— Short exercise —
Show every line of the records below that contains the word "mixing".

— Dataset entries —
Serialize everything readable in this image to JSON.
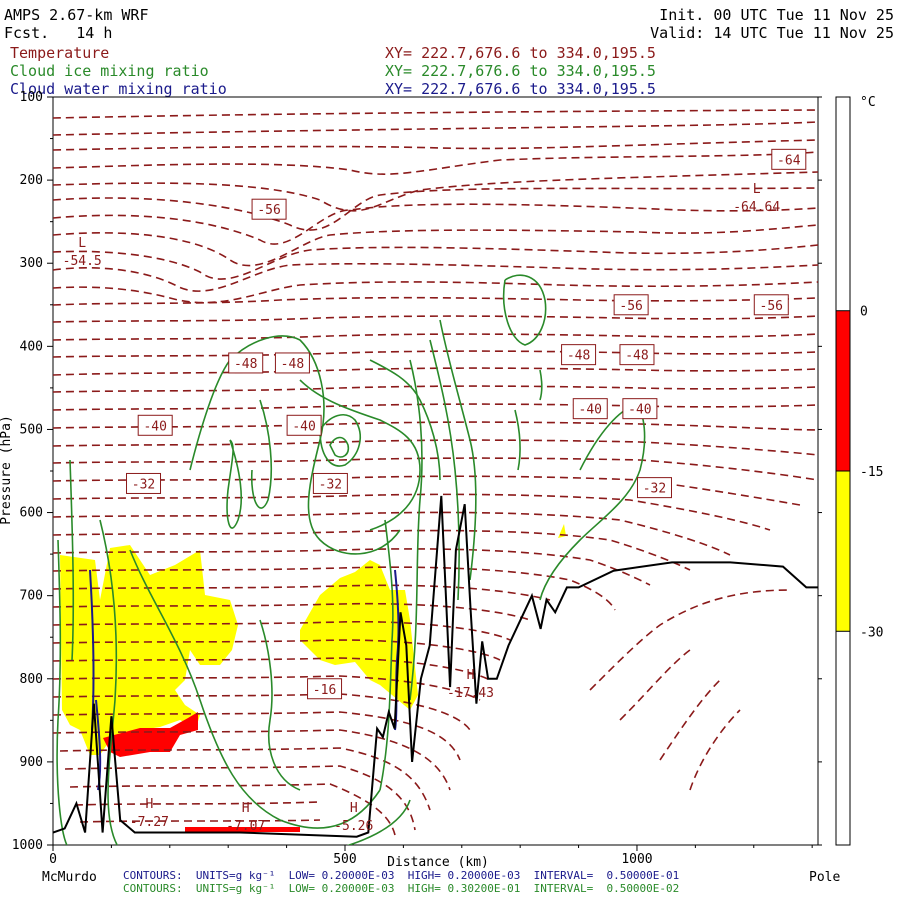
{
  "header": {
    "model": "AMPS 2.67-km WRF",
    "forecast": "Fcst.   14 h",
    "init": "Init. 00 UTC Tue 11 Nov 25",
    "valid": "Valid: 14 UTC Tue 11 Nov 25",
    "fields": [
      {
        "name": "Temperature",
        "xy": "XY= 222.7,676.6 to 334.0,195.5",
        "color": "#8b1a1a"
      },
      {
        "name": "Cloud ice mixing ratio",
        "xy": "XY= 222.7,676.6 to 334.0,195.5",
        "color": "#2a8a2a"
      },
      {
        "name": "Cloud water mixing ratio",
        "xy": "XY= 222.7,676.6 to 334.0,195.5",
        "color": "#1a1a8b"
      }
    ]
  },
  "footer": {
    "left_label": "McMurdo",
    "right_label": "Pole",
    "contours": [
      {
        "text": "CONTOURS:  UNITS=g kg⁻¹  LOW= 0.20000E-03  HIGH= 0.20000E-03  INTERVAL=  0.50000E-01",
        "color": "#1a1a8b"
      },
      {
        "text": "CONTOURS:  UNITS=g kg⁻¹  LOW= 0.20000E-03  HIGH= 0.30200E-01  INTERVAL=  0.50000E-02",
        "color": "#2a8a2a"
      }
    ]
  },
  "chart_data": {
    "type": "cross-section",
    "xlabel": "Distance (km)",
    "ylabel": "Pressure (hPa)",
    "xlim": [
      0,
      1310
    ],
    "ylim": [
      1000,
      100
    ],
    "y_ticks": [
      100,
      200,
      300,
      400,
      500,
      600,
      700,
      800,
      900,
      1000
    ],
    "x_ticks": [
      0,
      500,
      1000
    ],
    "x_tick_labels": [
      "0",
      "500",
      "1000"
    ],
    "y_tick_labels": [
      "100",
      "200",
      "300",
      "400",
      "500",
      "600",
      "700",
      "800",
      "900",
      "1000"
    ],
    "colorbar": {
      "unit": "°C",
      "boundaries": [
        0,
        -15,
        -30
      ],
      "labels": [
        "0",
        "-15",
        "-30"
      ],
      "segments": [
        {
          "from": 20,
          "to": 0,
          "color": "#ffffff"
        },
        {
          "from": 0,
          "to": -15,
          "color": "#ff0000"
        },
        {
          "from": -15,
          "to": -30,
          "color": "#ffff00"
        },
        {
          "from": -30,
          "to": -50,
          "color": "#ffffff"
        }
      ]
    },
    "temperature_labels": [
      {
        "text": "-64",
        "x": 1260,
        "p": 175
      },
      {
        "text": "-56",
        "x": 370,
        "p": 235
      },
      {
        "text": "-56",
        "x": 990,
        "p": 350
      },
      {
        "text": "-56",
        "x": 1230,
        "p": 350
      },
      {
        "text": "-48",
        "x": 330,
        "p": 420
      },
      {
        "text": "-48",
        "x": 410,
        "p": 420
      },
      {
        "text": "-48",
        "x": 900,
        "p": 410
      },
      {
        "text": "-48",
        "x": 1000,
        "p": 410
      },
      {
        "text": "-40",
        "x": 175,
        "p": 495
      },
      {
        "text": "-40",
        "x": 430,
        "p": 495
      },
      {
        "text": "-40",
        "x": 920,
        "p": 475
      },
      {
        "text": "-40",
        "x": 1005,
        "p": 475
      },
      {
        "text": "-32",
        "x": 155,
        "p": 565
      },
      {
        "text": "-32",
        "x": 475,
        "p": 565
      },
      {
        "text": "-32",
        "x": 1030,
        "p": 570
      },
      {
        "text": "-16",
        "x": 465,
        "p": 812
      }
    ],
    "extrema": [
      {
        "type": "L",
        "value": "-54.5",
        "x": 50,
        "p": 290
      },
      {
        "type": "L",
        "value": "-64.64",
        "x": 1205,
        "p": 225
      },
      {
        "type": "H",
        "value": "-17.43",
        "x": 715,
        "p": 810
      },
      {
        "type": "H",
        "value": "-7.27",
        "x": 165,
        "p": 965
      },
      {
        "type": "H",
        "value": "-7.07",
        "x": 330,
        "p": 970
      },
      {
        "type": "H",
        "value": "-5.26",
        "x": 515,
        "p": 970
      }
    ],
    "terrain": [
      [
        0,
        985
      ],
      [
        20,
        980
      ],
      [
        40,
        950
      ],
      [
        55,
        985
      ],
      [
        70,
        830
      ],
      [
        85,
        985
      ],
      [
        100,
        845
      ],
      [
        115,
        970
      ],
      [
        140,
        985
      ],
      [
        320,
        985
      ],
      [
        520,
        990
      ],
      [
        540,
        985
      ],
      [
        555,
        860
      ],
      [
        565,
        870
      ],
      [
        575,
        840
      ],
      [
        585,
        860
      ],
      [
        595,
        720
      ],
      [
        605,
        760
      ],
      [
        615,
        900
      ],
      [
        630,
        800
      ],
      [
        645,
        760
      ],
      [
        665,
        580
      ],
      [
        680,
        810
      ],
      [
        690,
        645
      ],
      [
        705,
        590
      ],
      [
        715,
        715
      ],
      [
        725,
        830
      ],
      [
        735,
        755
      ],
      [
        745,
        800
      ],
      [
        760,
        800
      ],
      [
        780,
        760
      ],
      [
        800,
        730
      ],
      [
        820,
        700
      ],
      [
        835,
        740
      ],
      [
        845,
        705
      ],
      [
        860,
        720
      ],
      [
        880,
        690
      ],
      [
        900,
        690
      ],
      [
        960,
        670
      ],
      [
        1060,
        660
      ],
      [
        1160,
        660
      ],
      [
        1250,
        665
      ],
      [
        1290,
        690
      ],
      [
        1310,
        690
      ]
    ]
  }
}
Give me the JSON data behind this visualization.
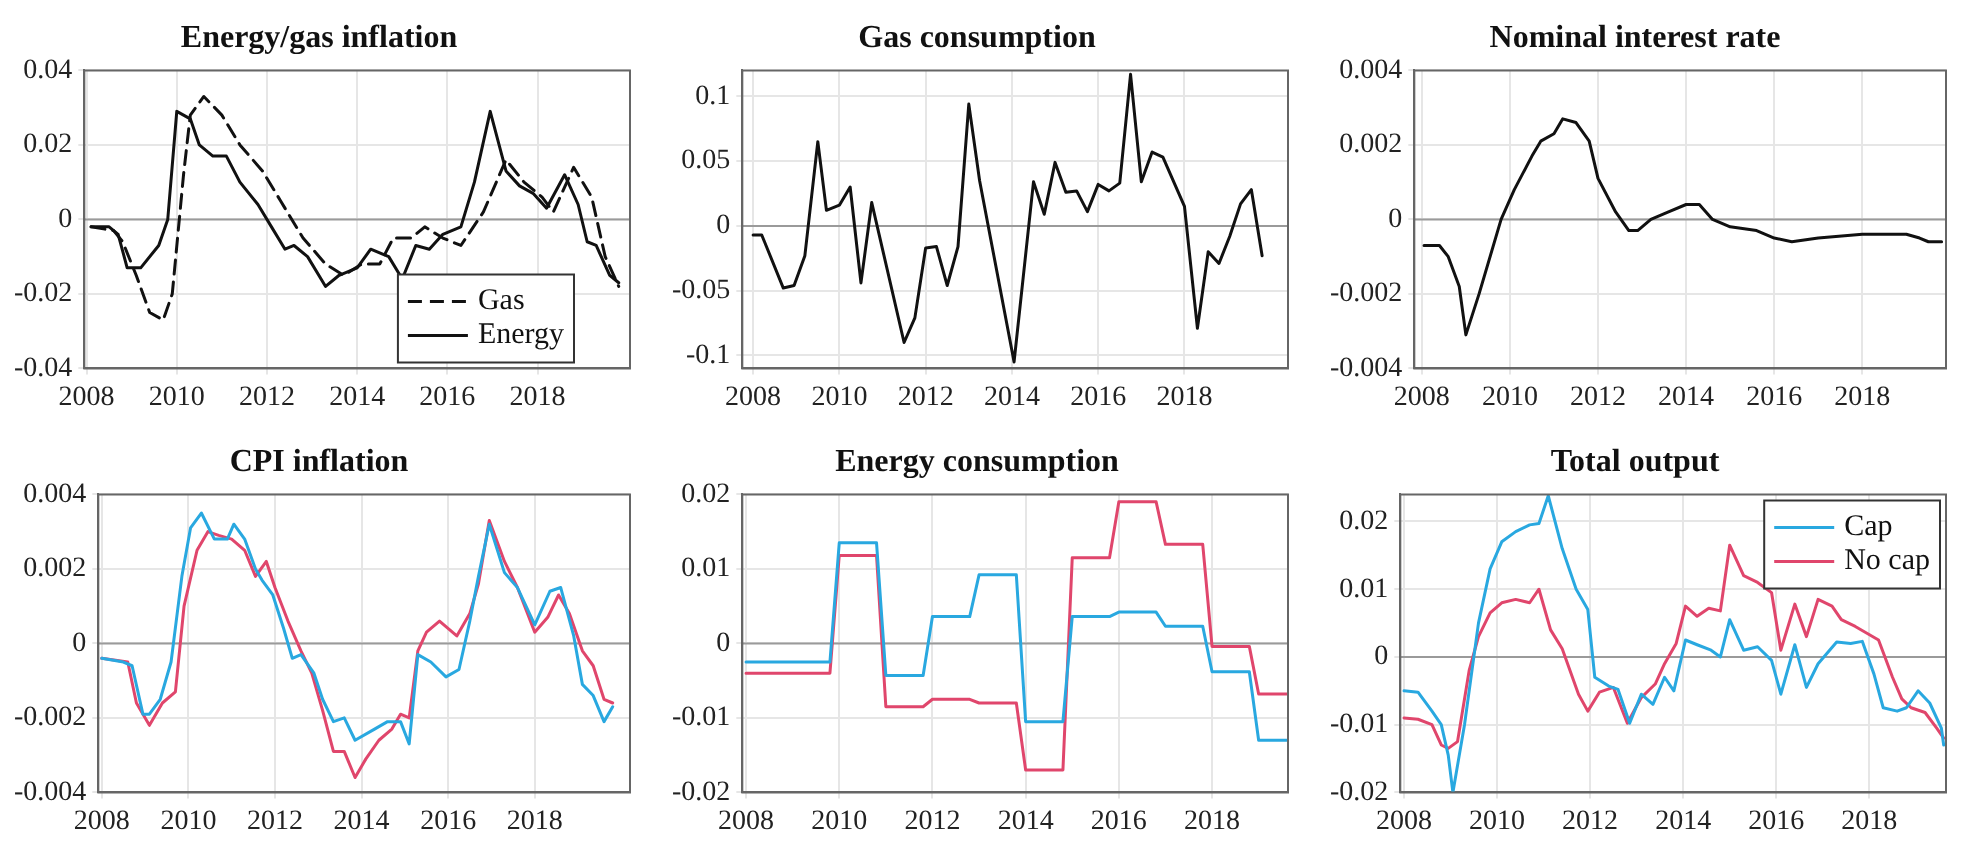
{
  "chart_data": [
    {
      "type": "line",
      "title": "Energy/gas inflation",
      "xlim": [
        2007.95,
        2020.05
      ],
      "xticks": [
        2008,
        2010,
        2012,
        2014,
        2016,
        2018
      ],
      "ylim": [
        -0.04,
        0.04
      ],
      "yticks": [
        -0.04,
        -0.02,
        0,
        0.02,
        0.04
      ],
      "grid": true,
      "legend": "bottom right",
      "marker": "none",
      "ref_lines": [
        {
          "axis": "y",
          "value": 0,
          "color": "#9a9a9a"
        }
      ],
      "series": [
        {
          "name": "Gas",
          "color": "#111111",
          "line_style": "dashed",
          "x": [
            2008.1,
            2008.6,
            2008.8,
            2009.1,
            2009.4,
            2009.7,
            2009.9,
            2010.15,
            2010.3,
            2010.6,
            2011.0,
            2011.4,
            2011.9,
            2012.3,
            2012.8,
            2013.3,
            2013.7,
            2014.1,
            2014.5,
            2014.8,
            2015.2,
            2015.5,
            2015.9,
            2016.3,
            2016.8,
            2017.3,
            2017.7,
            2018.1,
            2018.35,
            2018.8,
            2019.2,
            2019.5,
            2019.8
          ],
          "values": [
            -0.002,
            -0.003,
            -0.006,
            -0.015,
            -0.025,
            -0.027,
            -0.02,
            0.012,
            0.028,
            0.033,
            0.028,
            0.02,
            0.013,
            0.005,
            -0.005,
            -0.012,
            -0.015,
            -0.012,
            -0.012,
            -0.005,
            -0.005,
            -0.002,
            -0.005,
            -0.007,
            0.002,
            0.016,
            0.01,
            0.006,
            0.002,
            0.014,
            0.006,
            -0.01,
            -0.018
          ]
        },
        {
          "name": "Energy",
          "color": "#111111",
          "line_style": "solid",
          "x": [
            2008.1,
            2008.5,
            2008.7,
            2008.9,
            2009.2,
            2009.6,
            2009.8,
            2010.0,
            2010.3,
            2010.5,
            2010.8,
            2011.1,
            2011.4,
            2011.8,
            2012.1,
            2012.4,
            2012.6,
            2012.9,
            2013.3,
            2013.6,
            2014.0,
            2014.3,
            2014.7,
            2015.0,
            2015.3,
            2015.6,
            2015.9,
            2016.3,
            2016.6,
            2016.95,
            2017.3,
            2017.6,
            2017.9,
            2018.2,
            2018.6,
            2018.9,
            2019.1,
            2019.3,
            2019.6,
            2019.8
          ],
          "values": [
            -0.002,
            -0.002,
            -0.004,
            -0.013,
            -0.013,
            -0.007,
            0,
            0.029,
            0.027,
            0.02,
            0.017,
            0.017,
            0.01,
            0.004,
            -0.002,
            -0.008,
            -0.007,
            -0.01,
            -0.018,
            -0.015,
            -0.013,
            -0.008,
            -0.01,
            -0.016,
            -0.007,
            -0.008,
            -0.004,
            -0.002,
            0.01,
            0.029,
            0.013,
            0.009,
            0.007,
            0.003,
            0.012,
            0.004,
            -0.006,
            -0.007,
            -0.015,
            -0.017
          ]
        }
      ]
    },
    {
      "type": "line",
      "title": "Gas consumption",
      "xlim": [
        2007.75,
        2020.4
      ],
      "xticks": [
        2008,
        2010,
        2012,
        2014,
        2016,
        2018
      ],
      "ylim": [
        -0.11,
        0.12
      ],
      "yticks": [
        -0.1,
        -0.05,
        0,
        0.05,
        0.1
      ],
      "grid": true,
      "marker": "none",
      "ref_lines": [
        {
          "axis": "y",
          "value": 0,
          "color": "#9a9a9a"
        }
      ],
      "series": [
        {
          "color": "#111111",
          "line_style": "solid",
          "x": [
            2008.0,
            2008.2,
            2008.7,
            2008.95,
            2009.2,
            2009.5,
            2009.7,
            2010.0,
            2010.25,
            2010.5,
            2010.75,
            2011.5,
            2011.75,
            2012.0,
            2012.25,
            2012.5,
            2012.75,
            2013.0,
            2013.25,
            2014.05,
            2014.5,
            2014.75,
            2015.0,
            2015.25,
            2015.5,
            2015.75,
            2016.0,
            2016.25,
            2016.5,
            2016.75,
            2017.0,
            2017.25,
            2017.5,
            2018.0,
            2018.3,
            2018.55,
            2018.8,
            2019.05,
            2019.3,
            2019.55,
            2019.8
          ],
          "values": [
            -0.007,
            -0.007,
            -0.048,
            -0.046,
            -0.023,
            0.065,
            0.012,
            0.016,
            0.03,
            -0.044,
            0.018,
            -0.09,
            -0.071,
            -0.017,
            -0.016,
            -0.046,
            -0.016,
            0.094,
            0.035,
            -0.105,
            0.034,
            0.009,
            0.049,
            0.026,
            0.027,
            0.011,
            0.032,
            0.027,
            0.033,
            0.117,
            0.034,
            0.057,
            0.053,
            0.015,
            -0.079,
            -0.02,
            -0.029,
            -0.008,
            0.017,
            0.028,
            -0.023
          ]
        }
      ]
    },
    {
      "type": "line",
      "title": "Nominal interest rate",
      "xlim": [
        2007.83,
        2019.9
      ],
      "xticks": [
        2008,
        2010,
        2012,
        2014,
        2016,
        2018
      ],
      "ylim": [
        -0.004,
        0.004
      ],
      "yticks": [
        -0.004,
        -0.002,
        0,
        0.002,
        0.004
      ],
      "grid": true,
      "marker": "none",
      "ref_lines": [
        {
          "axis": "y",
          "value": 0,
          "color": "#9a9a9a"
        }
      ],
      "series": [
        {
          "color": "#111111",
          "line_style": "solid",
          "x": [
            2008.05,
            2008.4,
            2008.6,
            2008.85,
            2009.0,
            2009.3,
            2009.8,
            2010.1,
            2010.5,
            2010.7,
            2011.0,
            2011.2,
            2011.5,
            2011.8,
            2012.0,
            2012.4,
            2012.7,
            2012.9,
            2013.2,
            2013.6,
            2014.0,
            2014.3,
            2014.6,
            2015.0,
            2015.6,
            2016.0,
            2016.4,
            2017.0,
            2018.0,
            2019.0,
            2019.3,
            2019.5,
            2019.8
          ],
          "values": [
            -0.0007,
            -0.0007,
            -0.001,
            -0.0018,
            -0.0031,
            -0.002,
            0,
            0.0008,
            0.0017,
            0.0021,
            0.0023,
            0.0027,
            0.0026,
            0.0021,
            0.0011,
            0.0002,
            -0.0003,
            -0.0003,
            0,
            0.0002,
            0.0004,
            0.0004,
            0,
            -0.0002,
            -0.0003,
            -0.0005,
            -0.0006,
            -0.0005,
            -0.0004,
            -0.0004,
            -0.0005,
            -0.0006,
            -0.0006
          ]
        }
      ]
    },
    {
      "type": "line",
      "title": "CPI inflation",
      "xlim": [
        2007.92,
        2020.2
      ],
      "xticks": [
        2008,
        2010,
        2012,
        2014,
        2016,
        2018
      ],
      "ylim": [
        -0.004,
        0.004
      ],
      "yticks": [
        -0.004,
        -0.002,
        0,
        0.002,
        0.004
      ],
      "grid": true,
      "marker": "none",
      "ref_lines": [
        {
          "axis": "y",
          "value": 0,
          "color": "#9a9a9a"
        }
      ],
      "series": [
        {
          "color": "#29a8e0",
          "line_style": "solid",
          "x": [
            2008.0,
            2008.5,
            2008.7,
            2008.95,
            2009.1,
            2009.35,
            2009.6,
            2009.85,
            2010.05,
            2010.3,
            2010.6,
            2010.9,
            2011.05,
            2011.3,
            2011.55,
            2011.7,
            2011.95,
            2012.2,
            2012.4,
            2012.6,
            2012.9,
            2013.1,
            2013.35,
            2013.6,
            2013.85,
            2014.3,
            2014.6,
            2014.9,
            2015.1,
            2015.3,
            2015.6,
            2015.95,
            2016.25,
            2016.5,
            2016.7,
            2016.95,
            2017.3,
            2017.6,
            2018.0,
            2018.35,
            2018.6,
            2018.9,
            2019.1,
            2019.35,
            2019.6,
            2019.8
          ],
          "values": [
            -0.0004,
            -0.0005,
            -0.0006,
            -0.0019,
            -0.0019,
            -0.0015,
            -0.0005,
            0.0018,
            0.0031,
            0.0035,
            0.0028,
            0.0028,
            0.0032,
            0.0028,
            0.002,
            0.0017,
            0.0013,
            0.0004,
            -0.0004,
            -0.0003,
            -0.0008,
            -0.0015,
            -0.0021,
            -0.002,
            -0.0026,
            -0.0023,
            -0.0021,
            -0.0021,
            -0.0027,
            -0.0003,
            -0.0005,
            -0.0009,
            -0.0007,
            0.0006,
            0.0018,
            0.0032,
            0.0019,
            0.0015,
            0.0005,
            0.0014,
            0.0015,
            0.0002,
            -0.0011,
            -0.0014,
            -0.0021,
            -0.0017
          ]
        },
        {
          "color": "#e0466c",
          "line_style": "solid",
          "x": [
            2008.0,
            2008.6,
            2008.8,
            2009.1,
            2009.4,
            2009.7,
            2009.9,
            2010.2,
            2010.45,
            2010.7,
            2011.0,
            2011.3,
            2011.55,
            2011.8,
            2012.0,
            2012.3,
            2012.6,
            2012.85,
            2013.1,
            2013.35,
            2013.6,
            2013.85,
            2014.1,
            2014.4,
            2014.7,
            2014.9,
            2015.1,
            2015.3,
            2015.5,
            2015.8,
            2016.2,
            2016.5,
            2016.7,
            2016.95,
            2017.3,
            2017.6,
            2018.0,
            2018.3,
            2018.55,
            2018.8,
            2019.1,
            2019.35,
            2019.6,
            2019.8
          ],
          "values": [
            -0.0004,
            -0.0005,
            -0.0016,
            -0.0022,
            -0.0016,
            -0.0013,
            0.001,
            0.0025,
            0.003,
            0.0029,
            0.0028,
            0.0025,
            0.0018,
            0.0022,
            0.0015,
            0.0006,
            -0.0002,
            -0.0008,
            -0.0018,
            -0.0029,
            -0.0029,
            -0.0036,
            -0.0031,
            -0.0026,
            -0.0023,
            -0.0019,
            -0.002,
            -0.0002,
            0.0003,
            0.0006,
            0.0002,
            0.0008,
            0.0016,
            0.0033,
            0.0022,
            0.0015,
            0.0003,
            0.0007,
            0.0013,
            0.0008,
            -0.0002,
            -0.0006,
            -0.0015,
            -0.0016
          ]
        }
      ]
    },
    {
      "type": "line",
      "title": "Energy consumption",
      "xlim": [
        2007.92,
        2019.63
      ],
      "xticks": [
        2008,
        2010,
        2012,
        2014,
        2016,
        2018
      ],
      "ylim": [
        -0.02,
        0.02
      ],
      "yticks": [
        -0.02,
        -0.01,
        0,
        0.01,
        0.02
      ],
      "grid": true,
      "marker": "none",
      "ref_lines": [
        {
          "axis": "y",
          "value": 0,
          "color": "#9a9a9a"
        }
      ],
      "series": [
        {
          "color": "#29a8e0",
          "line_style": "solid",
          "x": [
            2008.0,
            2009.8,
            2010.0,
            2010.8,
            2011.0,
            2011.8,
            2012.0,
            2012.8,
            2013.0,
            2013.8,
            2014.0,
            2014.8,
            2015.0,
            2015.8,
            2016.0,
            2016.8,
            2017.0,
            2017.8,
            2018.0,
            2018.8,
            2019.0,
            2019.6
          ],
          "values": [
            -0.0025,
            -0.0025,
            0.0135,
            0.0135,
            -0.0043,
            -0.0043,
            0.0036,
            0.0036,
            0.0092,
            0.0092,
            -0.0105,
            -0.0105,
            0.0036,
            0.0036,
            0.0042,
            0.0042,
            0.0023,
            0.0023,
            -0.0038,
            -0.0038,
            -0.013,
            -0.013
          ]
        },
        {
          "color": "#e0466c",
          "line_style": "solid",
          "x": [
            2008.0,
            2009.8,
            2010.0,
            2010.8,
            2011.0,
            2011.8,
            2012.0,
            2012.8,
            2013.0,
            2013.8,
            2014.0,
            2014.8,
            2015.0,
            2015.8,
            2016.0,
            2016.8,
            2017.0,
            2017.8,
            2018.0,
            2018.8,
            2019.0,
            2019.6
          ],
          "values": [
            -0.004,
            -0.004,
            0.0118,
            0.0118,
            -0.0085,
            -0.0085,
            -0.0075,
            -0.0075,
            -0.008,
            -0.008,
            -0.017,
            -0.017,
            0.0115,
            0.0115,
            0.019,
            0.019,
            0.0133,
            0.0133,
            -0.0004,
            -0.0004,
            -0.0068,
            -0.0068
          ]
        }
      ]
    },
    {
      "type": "line",
      "title": "Total output",
      "xlim": [
        2007.92,
        2019.65
      ],
      "xticks": [
        2008,
        2010,
        2012,
        2014,
        2016,
        2018
      ],
      "ylim": [
        -0.02,
        0.024
      ],
      "yticks": [
        -0.02,
        -0.01,
        0,
        0.01,
        0.02
      ],
      "grid": true,
      "legend": "top right",
      "marker": "none",
      "ref_lines": [
        {
          "axis": "y",
          "value": 0,
          "color": "#9a9a9a"
        }
      ],
      "series": [
        {
          "name": "Cap",
          "color": "#29a8e0",
          "line_style": "solid",
          "x": [
            2008.0,
            2008.3,
            2008.6,
            2008.8,
            2008.95,
            2009.05,
            2009.3,
            2009.6,
            2009.85,
            2010.1,
            2010.4,
            2010.7,
            2010.9,
            2011.1,
            2011.4,
            2011.7,
            2011.95,
            2012.1,
            2012.4,
            2012.6,
            2012.85,
            2013.1,
            2013.35,
            2013.6,
            2013.8,
            2014.05,
            2014.3,
            2014.6,
            2014.8,
            2015.0,
            2015.3,
            2015.6,
            2015.9,
            2016.1,
            2016.4,
            2016.65,
            2016.9,
            2017.3,
            2017.6,
            2017.85,
            2018.1,
            2018.3,
            2018.6,
            2018.8,
            2019.05,
            2019.3,
            2019.55,
            2019.6
          ],
          "values": [
            -0.005,
            -0.0052,
            -0.008,
            -0.01,
            -0.0145,
            -0.02,
            -0.01,
            0.005,
            0.013,
            0.017,
            0.0185,
            0.0195,
            0.0197,
            0.0238,
            0.016,
            0.01,
            0.007,
            -0.003,
            -0.0043,
            -0.0048,
            -0.0098,
            -0.0055,
            -0.007,
            -0.003,
            -0.005,
            0.0025,
            0.0018,
            0.001,
            0,
            0.0055,
            0.001,
            0.0015,
            -0.0005,
            -0.0055,
            0.0018,
            -0.0045,
            -0.001,
            0.0022,
            0.002,
            0.0023,
            -0.0025,
            -0.0075,
            -0.008,
            -0.0075,
            -0.005,
            -0.0068,
            -0.0105,
            -0.013
          ]
        },
        {
          "name": "No cap",
          "color": "#e0466c",
          "line_style": "solid",
          "x": [
            2008.0,
            2008.3,
            2008.6,
            2008.8,
            2008.95,
            2009.15,
            2009.4,
            2009.6,
            2009.85,
            2010.1,
            2010.4,
            2010.7,
            2010.9,
            2011.15,
            2011.4,
            2011.75,
            2011.95,
            2012.2,
            2012.5,
            2012.8,
            2013.1,
            2013.4,
            2013.6,
            2013.85,
            2014.05,
            2014.3,
            2014.55,
            2014.8,
            2015.0,
            2015.3,
            2015.6,
            2015.9,
            2016.1,
            2016.4,
            2016.65,
            2016.9,
            2017.2,
            2017.4,
            2017.7,
            2017.95,
            2018.2,
            2018.5,
            2018.7,
            2018.9,
            2019.2,
            2019.45,
            2019.6
          ],
          "values": [
            -0.009,
            -0.0092,
            -0.01,
            -0.013,
            -0.0135,
            -0.0125,
            -0.002,
            0.003,
            0.0065,
            0.008,
            0.0085,
            0.008,
            0.01,
            0.004,
            0.0012,
            -0.0055,
            -0.008,
            -0.0052,
            -0.0045,
            -0.0098,
            -0.006,
            -0.004,
            -0.001,
            0.002,
            0.0075,
            0.006,
            0.0072,
            0.0068,
            0.0165,
            0.012,
            0.011,
            0.0095,
            0.001,
            0.0078,
            0.003,
            0.0085,
            0.0075,
            0.0055,
            0.0045,
            0.0035,
            0.0025,
            -0.003,
            -0.0062,
            -0.0075,
            -0.0082,
            -0.0105,
            -0.012
          ]
        }
      ]
    }
  ]
}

— Final answer —
        "name": "Cloud ice mixing ratio",
        "name": "Cloud water mixing ratio",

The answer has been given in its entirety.